### RECORDS FOR PROCESSING

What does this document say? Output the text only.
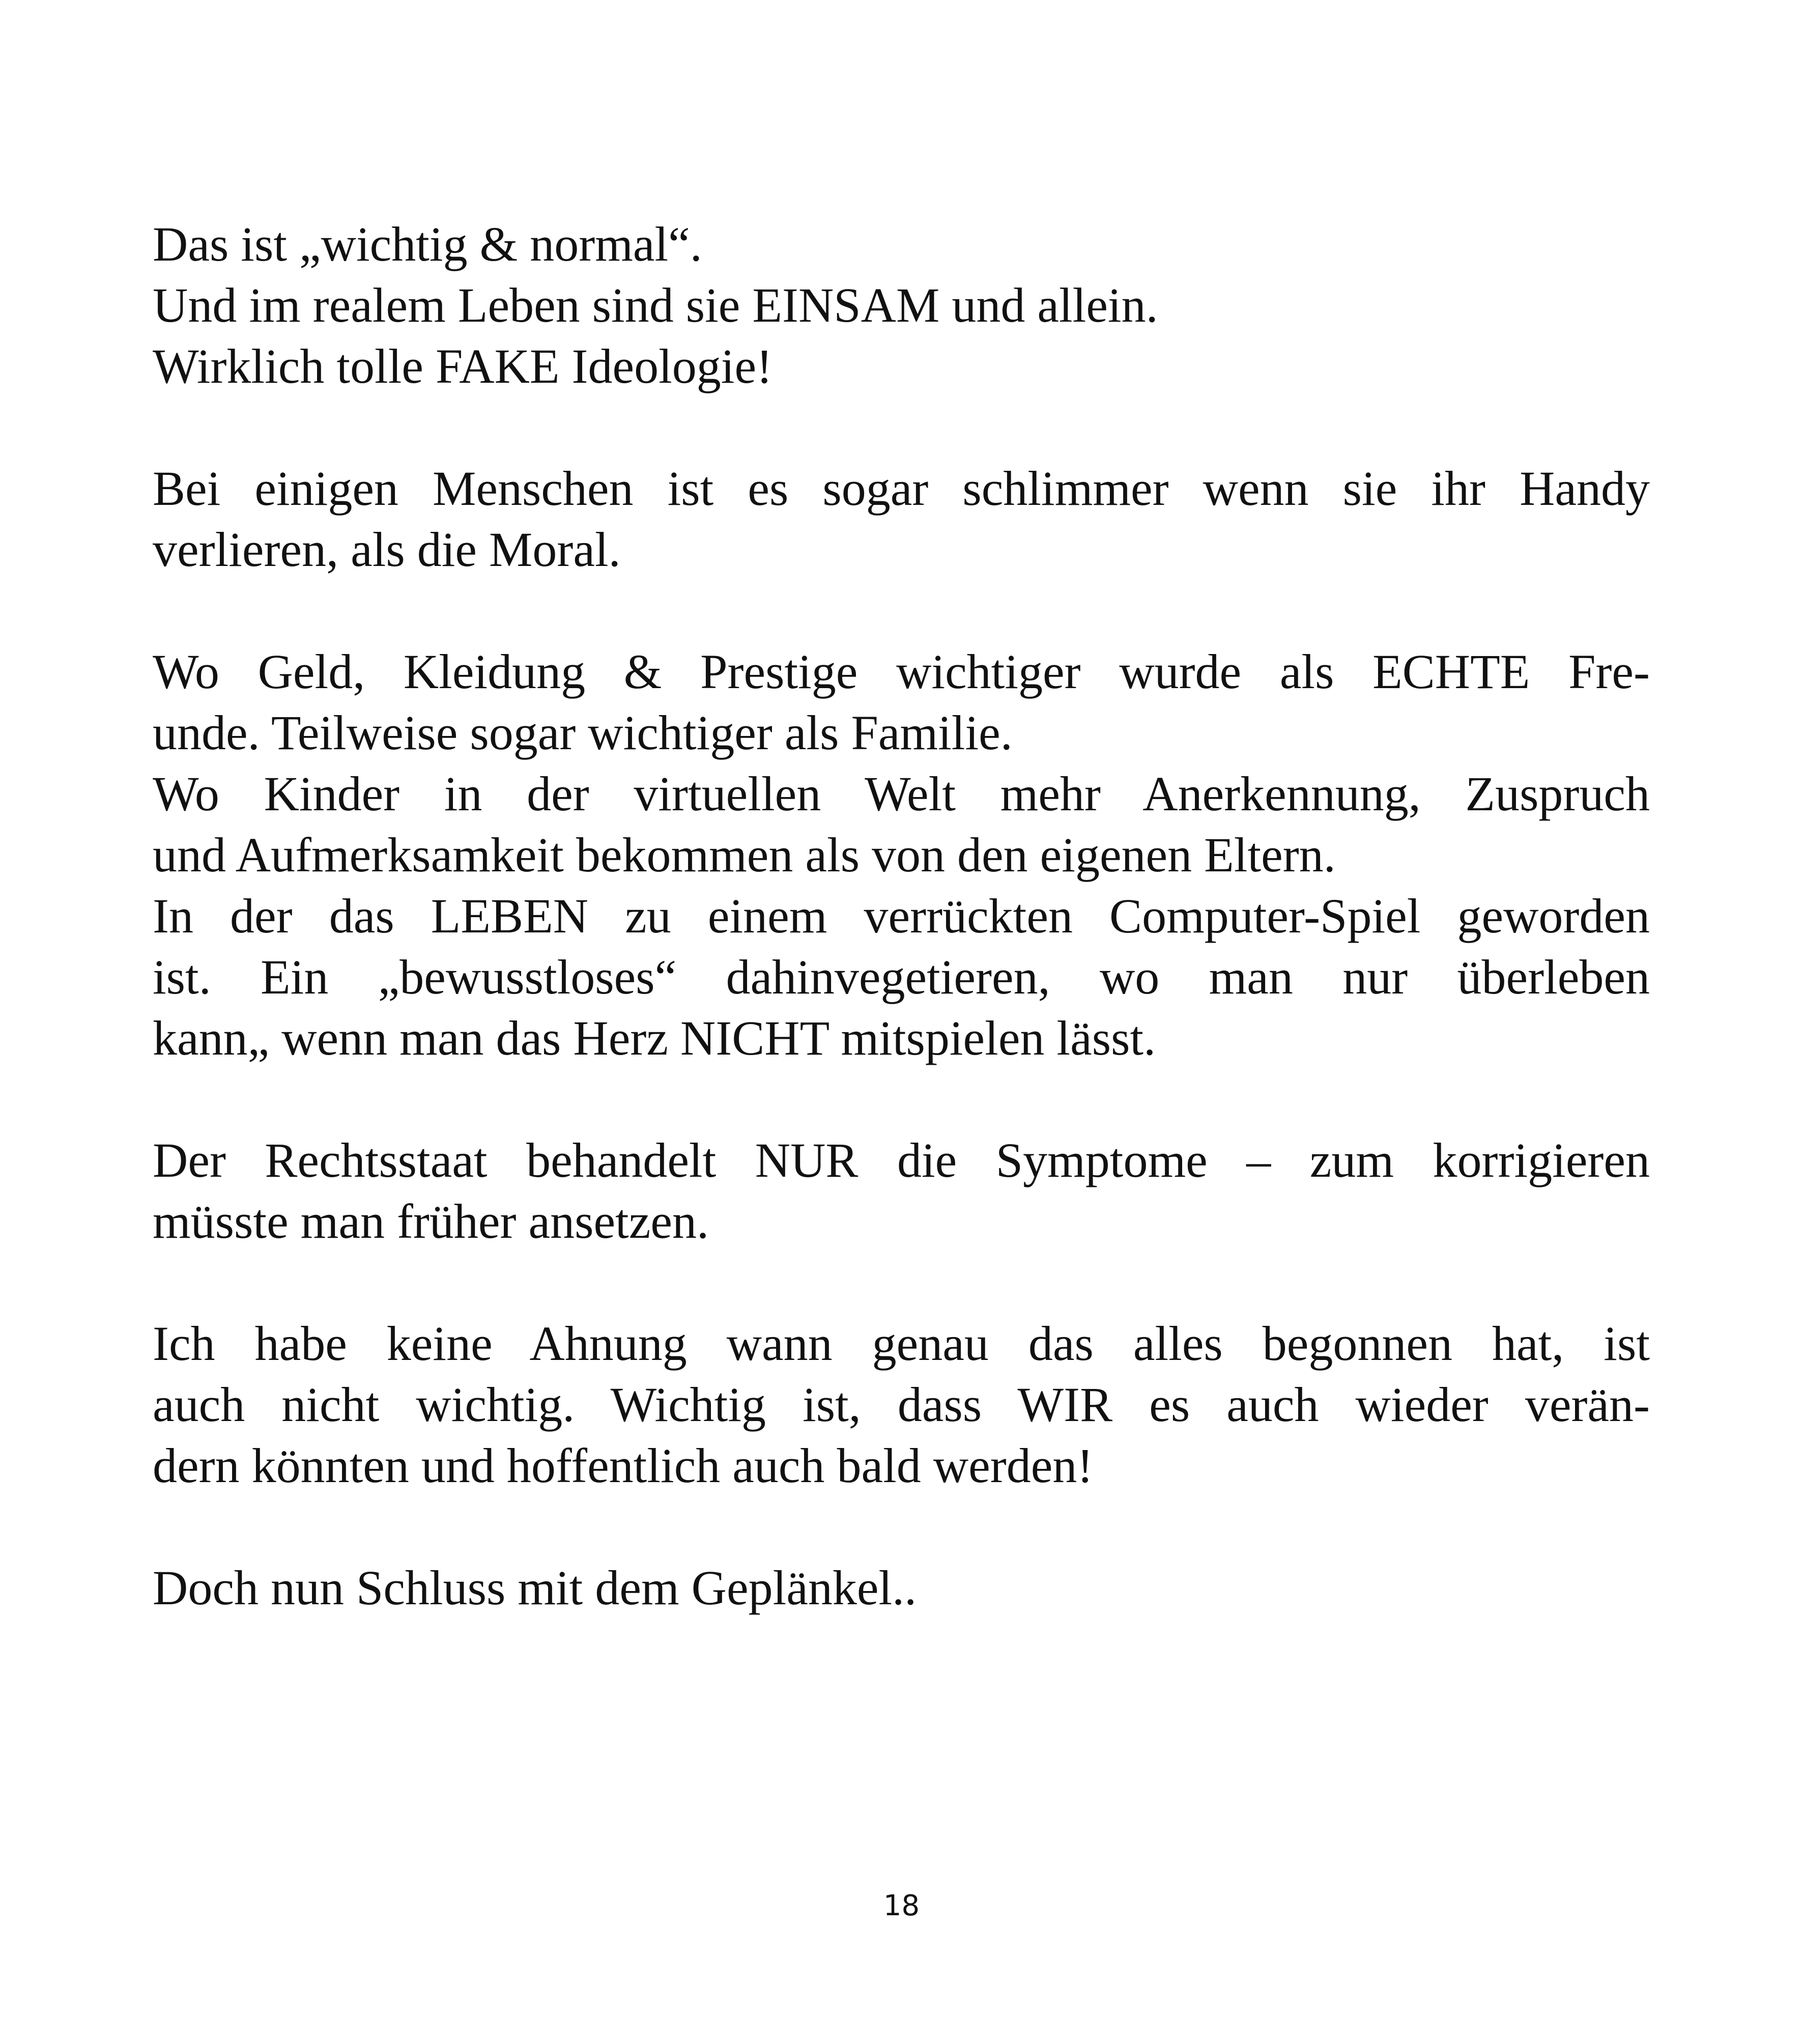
Das ist „wichtig & normal“.
Und im realem Leben sind sie EINSAM und allein.
Wirklich tolle FAKE Ideologie!
Bei einigen Menschen ist es sogar schlimmer wenn sie ihr Handy
verlieren, als die Moral.
Wo Geld, Kleidung & Prestige wichtiger wurde als ECHTE Fre-
unde. Teilweise sogar wichtiger als Familie.
Wo Kinder in der virtuellen Welt mehr Anerkennung, Zuspruch
und Aufmerksamkeit bekommen als von den eigenen Eltern.
In der das LEBEN zu einem verrückten Computer-Spiel geworden
ist. Ein „bewusstloses“ dahinvegetieren, wo man nur überleben
kann„ wenn man das Herz NICHT mitspielen lässt.
Der Rechtsstaat behandelt NUR die Symptome – zum korrigieren
müsste man früher ansetzen.
Ich habe keine Ahnung wann genau das alles begonnen hat, ist
auch nicht wichtig. Wichtig ist, dass WIR es auch wieder verän-
dern könnten und hoffentlich auch bald werden!
Doch nun Schluss mit dem Geplänkel..
18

######

- _WHAT TO DO_: Retype each line of the listing above word for word. Exclude the pictures.

- _FINAL ANSWER_:
What does this document say? Output the text only.
Das ist „wichtig & normal“.
Und im realem Leben sind sie EINSAM und allein.
Wirklich tolle FAKE Ideologie!
Bei einigen Menschen ist es sogar schlimmer wenn sie ihr Handy
verlieren, als die Moral.
Wo Geld, Kleidung & Prestige wichtiger wurde als ECHTE Fre-
unde. Teilweise sogar wichtiger als Familie.
Wo Kinder in der virtuellen Welt mehr Anerkennung, Zuspruch
und Aufmerksamkeit bekommen als von den eigenen Eltern.
In der das LEBEN zu einem verrückten Computer-Spiel geworden
ist. Ein „bewusstloses“ dahinvegetieren, wo man nur überleben
kann„ wenn man das Herz NICHT mitspielen lässt.
Der Rechtsstaat behandelt NUR die Symptome – zum korrigieren
müsste man früher ansetzen.
Ich habe keine Ahnung wann genau das alles begonnen hat, ist
auch nicht wichtig. Wichtig ist, dass WIR es auch wieder verän-
dern könnten und hoffentlich auch bald werden!
Doch nun Schluss mit dem Geplänkel..
18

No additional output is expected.